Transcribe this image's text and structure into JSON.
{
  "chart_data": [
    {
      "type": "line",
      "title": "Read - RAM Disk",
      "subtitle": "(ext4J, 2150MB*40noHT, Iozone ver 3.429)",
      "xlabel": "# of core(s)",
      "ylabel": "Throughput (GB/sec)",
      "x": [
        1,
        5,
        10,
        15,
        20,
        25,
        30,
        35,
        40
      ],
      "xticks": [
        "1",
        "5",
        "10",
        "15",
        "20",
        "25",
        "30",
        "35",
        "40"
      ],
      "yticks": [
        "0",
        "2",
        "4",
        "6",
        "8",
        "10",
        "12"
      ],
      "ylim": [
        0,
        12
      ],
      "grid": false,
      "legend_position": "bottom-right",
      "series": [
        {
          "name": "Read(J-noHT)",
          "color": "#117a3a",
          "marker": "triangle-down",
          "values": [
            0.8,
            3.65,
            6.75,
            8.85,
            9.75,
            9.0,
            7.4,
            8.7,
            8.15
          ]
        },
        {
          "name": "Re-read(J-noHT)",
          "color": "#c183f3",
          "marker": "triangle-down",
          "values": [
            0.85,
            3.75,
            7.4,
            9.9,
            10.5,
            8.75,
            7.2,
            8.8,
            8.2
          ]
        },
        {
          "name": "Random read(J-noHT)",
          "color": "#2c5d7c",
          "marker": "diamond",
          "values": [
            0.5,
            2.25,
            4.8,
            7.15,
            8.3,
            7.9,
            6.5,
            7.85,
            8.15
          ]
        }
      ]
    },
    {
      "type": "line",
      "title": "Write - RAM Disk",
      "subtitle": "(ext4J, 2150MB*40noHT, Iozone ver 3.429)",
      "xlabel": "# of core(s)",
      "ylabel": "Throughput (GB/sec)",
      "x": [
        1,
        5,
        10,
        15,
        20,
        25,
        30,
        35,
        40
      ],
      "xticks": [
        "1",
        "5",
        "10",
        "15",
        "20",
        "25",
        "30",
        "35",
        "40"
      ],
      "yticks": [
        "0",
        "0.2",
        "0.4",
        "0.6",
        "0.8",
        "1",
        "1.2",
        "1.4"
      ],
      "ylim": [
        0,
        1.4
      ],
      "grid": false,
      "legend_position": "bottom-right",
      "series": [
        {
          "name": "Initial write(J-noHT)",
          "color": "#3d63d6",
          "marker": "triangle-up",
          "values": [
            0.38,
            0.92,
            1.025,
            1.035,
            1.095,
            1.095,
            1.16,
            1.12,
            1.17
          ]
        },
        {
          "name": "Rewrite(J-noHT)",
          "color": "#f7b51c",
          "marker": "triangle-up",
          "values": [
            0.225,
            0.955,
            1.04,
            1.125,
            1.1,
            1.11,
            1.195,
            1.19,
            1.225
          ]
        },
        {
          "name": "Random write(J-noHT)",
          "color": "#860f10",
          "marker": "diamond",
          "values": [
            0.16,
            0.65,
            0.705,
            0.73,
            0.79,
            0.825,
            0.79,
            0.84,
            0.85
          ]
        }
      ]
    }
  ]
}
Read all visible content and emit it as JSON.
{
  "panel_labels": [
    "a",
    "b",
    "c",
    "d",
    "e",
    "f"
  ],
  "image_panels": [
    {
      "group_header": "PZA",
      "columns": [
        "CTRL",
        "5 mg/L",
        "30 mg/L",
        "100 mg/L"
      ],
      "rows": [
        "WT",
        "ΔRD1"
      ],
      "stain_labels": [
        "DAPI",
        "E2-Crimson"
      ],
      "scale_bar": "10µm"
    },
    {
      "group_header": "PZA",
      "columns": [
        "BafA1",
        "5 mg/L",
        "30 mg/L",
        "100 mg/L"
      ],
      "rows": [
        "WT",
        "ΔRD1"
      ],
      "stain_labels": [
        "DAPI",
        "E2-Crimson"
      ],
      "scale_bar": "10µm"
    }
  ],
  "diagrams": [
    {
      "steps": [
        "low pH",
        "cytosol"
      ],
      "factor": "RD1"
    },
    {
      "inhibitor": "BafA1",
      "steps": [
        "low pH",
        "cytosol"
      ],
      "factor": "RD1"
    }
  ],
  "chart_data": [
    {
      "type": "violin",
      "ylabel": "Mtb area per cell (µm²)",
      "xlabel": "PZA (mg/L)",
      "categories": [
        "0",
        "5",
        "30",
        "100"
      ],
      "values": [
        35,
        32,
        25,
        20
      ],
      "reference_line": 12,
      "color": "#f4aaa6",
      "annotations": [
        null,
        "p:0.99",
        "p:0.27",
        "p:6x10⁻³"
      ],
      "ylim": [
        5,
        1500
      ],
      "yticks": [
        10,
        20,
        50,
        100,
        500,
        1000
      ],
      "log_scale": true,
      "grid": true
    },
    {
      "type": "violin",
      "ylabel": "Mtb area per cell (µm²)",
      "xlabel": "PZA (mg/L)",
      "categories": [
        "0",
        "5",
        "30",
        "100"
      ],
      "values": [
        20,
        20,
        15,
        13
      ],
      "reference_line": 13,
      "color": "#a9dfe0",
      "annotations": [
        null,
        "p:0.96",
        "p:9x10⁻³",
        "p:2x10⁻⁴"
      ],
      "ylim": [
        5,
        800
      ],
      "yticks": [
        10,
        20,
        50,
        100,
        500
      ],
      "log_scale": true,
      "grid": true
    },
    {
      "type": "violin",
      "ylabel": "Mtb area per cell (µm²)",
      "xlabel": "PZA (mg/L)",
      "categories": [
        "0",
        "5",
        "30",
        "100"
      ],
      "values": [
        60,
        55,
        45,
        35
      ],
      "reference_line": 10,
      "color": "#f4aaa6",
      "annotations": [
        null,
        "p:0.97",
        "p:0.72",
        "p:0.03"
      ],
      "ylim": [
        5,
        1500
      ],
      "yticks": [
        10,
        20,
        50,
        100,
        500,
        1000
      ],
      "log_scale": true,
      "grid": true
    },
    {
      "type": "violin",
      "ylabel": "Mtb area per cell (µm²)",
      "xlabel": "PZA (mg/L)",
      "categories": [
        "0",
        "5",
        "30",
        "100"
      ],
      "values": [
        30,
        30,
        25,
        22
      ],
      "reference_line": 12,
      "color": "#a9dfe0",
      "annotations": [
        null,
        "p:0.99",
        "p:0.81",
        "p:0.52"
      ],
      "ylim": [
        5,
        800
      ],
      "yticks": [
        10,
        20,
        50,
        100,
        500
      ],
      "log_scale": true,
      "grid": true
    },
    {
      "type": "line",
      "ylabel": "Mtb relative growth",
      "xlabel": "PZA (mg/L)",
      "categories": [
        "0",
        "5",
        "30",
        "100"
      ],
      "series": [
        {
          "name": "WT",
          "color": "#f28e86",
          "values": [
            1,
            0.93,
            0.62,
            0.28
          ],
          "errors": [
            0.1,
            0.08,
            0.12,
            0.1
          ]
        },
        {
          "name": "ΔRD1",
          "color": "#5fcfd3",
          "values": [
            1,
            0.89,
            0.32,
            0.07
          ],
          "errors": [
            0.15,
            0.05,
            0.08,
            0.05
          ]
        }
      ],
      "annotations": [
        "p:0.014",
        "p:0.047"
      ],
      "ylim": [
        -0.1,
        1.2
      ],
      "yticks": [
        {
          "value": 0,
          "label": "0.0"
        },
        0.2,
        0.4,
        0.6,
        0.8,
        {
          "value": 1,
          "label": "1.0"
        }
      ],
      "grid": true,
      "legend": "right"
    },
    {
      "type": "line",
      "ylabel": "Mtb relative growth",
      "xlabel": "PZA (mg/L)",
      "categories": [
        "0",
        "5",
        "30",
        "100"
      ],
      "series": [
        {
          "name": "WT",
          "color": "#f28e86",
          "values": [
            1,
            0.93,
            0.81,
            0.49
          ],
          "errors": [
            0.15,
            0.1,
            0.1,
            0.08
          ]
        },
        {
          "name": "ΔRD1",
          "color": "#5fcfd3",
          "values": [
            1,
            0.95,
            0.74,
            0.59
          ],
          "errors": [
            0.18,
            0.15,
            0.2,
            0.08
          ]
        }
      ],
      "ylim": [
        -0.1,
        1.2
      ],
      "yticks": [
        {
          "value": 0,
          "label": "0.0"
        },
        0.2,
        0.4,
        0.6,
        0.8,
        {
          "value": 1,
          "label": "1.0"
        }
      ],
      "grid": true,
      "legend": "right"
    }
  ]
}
■ ■ ■ ■ ■
### What the task asks
Pull out all lines from the listing that contain the string "JSON".

### Response
Transcribe this image's text and structure into JSON.
Read all visible content and emit it as JSON.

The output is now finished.